TASK PROMPT: Copy the data exactly; pictures stay out of the copy.

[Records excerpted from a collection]
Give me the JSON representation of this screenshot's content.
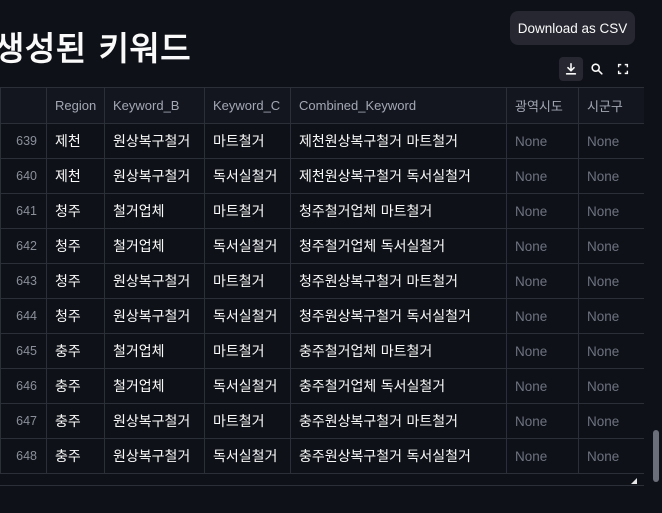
{
  "page": {
    "title": "생성된 키워드"
  },
  "tooltip": {
    "text": "Download as CSV"
  },
  "toolbar": {
    "buttons": [
      {
        "name": "download-button",
        "icon": "download-icon"
      },
      {
        "name": "search-button",
        "icon": "search-icon"
      },
      {
        "name": "fullscreen-button",
        "icon": "fullscreen-icon"
      }
    ]
  },
  "table": {
    "columns": [
      "Region",
      "Keyword_B",
      "Keyword_C",
      "Combined_Keyword",
      "광역시도",
      "시군구"
    ],
    "rows": [
      {
        "index": "639",
        "region": "제천",
        "keyword_b": "원상복구철거",
        "keyword_c": "마트철거",
        "combined": "제천원상복구철거 마트철거",
        "province": "None",
        "district": "None"
      },
      {
        "index": "640",
        "region": "제천",
        "keyword_b": "원상복구철거",
        "keyword_c": "독서실철거",
        "combined": "제천원상복구철거 독서실철거",
        "province": "None",
        "district": "None"
      },
      {
        "index": "641",
        "region": "청주",
        "keyword_b": "철거업체",
        "keyword_c": "마트철거",
        "combined": "청주철거업체 마트철거",
        "province": "None",
        "district": "None"
      },
      {
        "index": "642",
        "region": "청주",
        "keyword_b": "철거업체",
        "keyword_c": "독서실철거",
        "combined": "청주철거업체 독서실철거",
        "province": "None",
        "district": "None"
      },
      {
        "index": "643",
        "region": "청주",
        "keyword_b": "원상복구철거",
        "keyword_c": "마트철거",
        "combined": "청주원상복구철거 마트철거",
        "province": "None",
        "district": "None"
      },
      {
        "index": "644",
        "region": "청주",
        "keyword_b": "원상복구철거",
        "keyword_c": "독서실철거",
        "combined": "청주원상복구철거 독서실철거",
        "province": "None",
        "district": "None"
      },
      {
        "index": "645",
        "region": "충주",
        "keyword_b": "철거업체",
        "keyword_c": "마트철거",
        "combined": "충주철거업체 마트철거",
        "province": "None",
        "district": "None"
      },
      {
        "index": "646",
        "region": "충주",
        "keyword_b": "철거업체",
        "keyword_c": "독서실철거",
        "combined": "충주철거업체 독서실철거",
        "province": "None",
        "district": "None"
      },
      {
        "index": "647",
        "region": "충주",
        "keyword_b": "원상복구철거",
        "keyword_c": "마트철거",
        "combined": "충주원상복구철거 마트철거",
        "province": "None",
        "district": "None"
      },
      {
        "index": "648",
        "region": "충주",
        "keyword_b": "원상복구철거",
        "keyword_c": "독서실철거",
        "combined": "충주원상복구철거 독서실철거",
        "province": "None",
        "district": "None"
      }
    ]
  }
}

FULL RESPONSE:
Give me the JSON representation of this screenshot's content.
{
  "page": {
    "title": "생성된 키워드"
  },
  "tooltip": {
    "text": "Download as CSV"
  },
  "toolbar": {
    "buttons": [
      {
        "name": "download-button",
        "icon": "download-icon"
      },
      {
        "name": "search-button",
        "icon": "search-icon"
      },
      {
        "name": "fullscreen-button",
        "icon": "fullscreen-icon"
      }
    ]
  },
  "table": {
    "columns": [
      "Region",
      "Keyword_B",
      "Keyword_C",
      "Combined_Keyword",
      "광역시도",
      "시군구"
    ],
    "rows": [
      {
        "index": "639",
        "region": "제천",
        "keyword_b": "원상복구철거",
        "keyword_c": "마트철거",
        "combined": "제천원상복구철거 마트철거",
        "province": "None",
        "district": "None"
      },
      {
        "index": "640",
        "region": "제천",
        "keyword_b": "원상복구철거",
        "keyword_c": "독서실철거",
        "combined": "제천원상복구철거 독서실철거",
        "province": "None",
        "district": "None"
      },
      {
        "index": "641",
        "region": "청주",
        "keyword_b": "철거업체",
        "keyword_c": "마트철거",
        "combined": "청주철거업체 마트철거",
        "province": "None",
        "district": "None"
      },
      {
        "index": "642",
        "region": "청주",
        "keyword_b": "철거업체",
        "keyword_c": "독서실철거",
        "combined": "청주철거업체 독서실철거",
        "province": "None",
        "district": "None"
      },
      {
        "index": "643",
        "region": "청주",
        "keyword_b": "원상복구철거",
        "keyword_c": "마트철거",
        "combined": "청주원상복구철거 마트철거",
        "province": "None",
        "district": "None"
      },
      {
        "index": "644",
        "region": "청주",
        "keyword_b": "원상복구철거",
        "keyword_c": "독서실철거",
        "combined": "청주원상복구철거 독서실철거",
        "province": "None",
        "district": "None"
      },
      {
        "index": "645",
        "region": "충주",
        "keyword_b": "철거업체",
        "keyword_c": "마트철거",
        "combined": "충주철거업체 마트철거",
        "province": "None",
        "district": "None"
      },
      {
        "index": "646",
        "region": "충주",
        "keyword_b": "철거업체",
        "keyword_c": "독서실철거",
        "combined": "충주철거업체 독서실철거",
        "province": "None",
        "district": "None"
      },
      {
        "index": "647",
        "region": "충주",
        "keyword_b": "원상복구철거",
        "keyword_c": "마트철거",
        "combined": "충주원상복구철거 마트철거",
        "province": "None",
        "district": "None"
      },
      {
        "index": "648",
        "region": "충주",
        "keyword_b": "원상복구철거",
        "keyword_c": "독서실철거",
        "combined": "충주원상복구철거 독서실철거",
        "province": "None",
        "district": "None"
      }
    ]
  }
}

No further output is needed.